Work to do →
Copy each line below in which the string "public" occurs.

Saved entries
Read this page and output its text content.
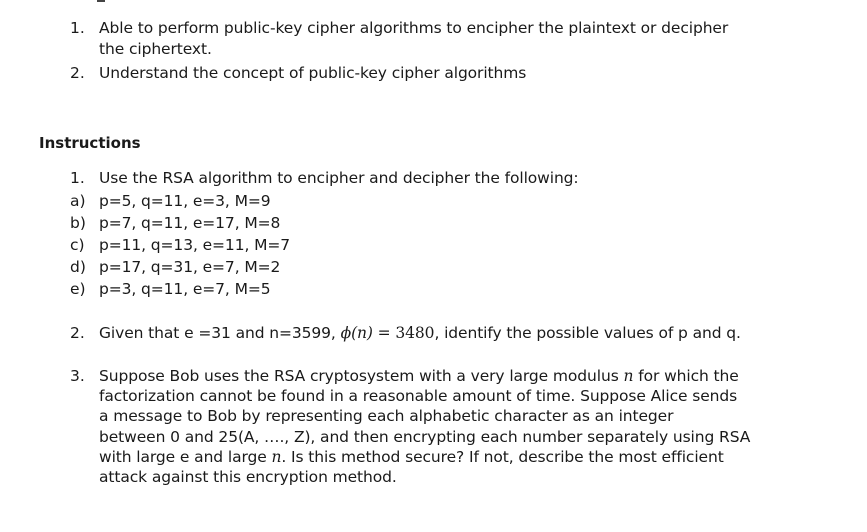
1. Able to perform public-key cipher algorithms to encipher the plaintext or decipher
the ciphertext.
2. Understand the concept of public-key cipher algorithms
Instructions
1. Use the RSA algorithm to encipher and decipher the following:
a) p=5, q=11, e=3, M=9
b) p=7, q=11, e=17, M=8
c) p=11, q=13, e=11, M=7
d) p=17, q=31, e=7, M=2
e) p=3, q=11, e=7, M=5
2. Given that e =31 and n=3599, ϕ(n) = 3480, identify the possible values of p and q.
3. Suppose Bob uses the RSA cryptosystem with a very large modulus n for which the
factorization cannot be found in a reasonable amount of time. Suppose Alice sends
a message to Bob by representing each alphabetic character as an integer
between 0 and 25(A, …., Z), and then encrypting each number separately using RSA
with large e and large n. Is this method secure? If not, describe the most efficient
attack against this encryption method.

Output below →
1. Able to perform public-key cipher algorithms to encipher the plaintext or decipher
2. Understand the concept of public-key cipher algorithms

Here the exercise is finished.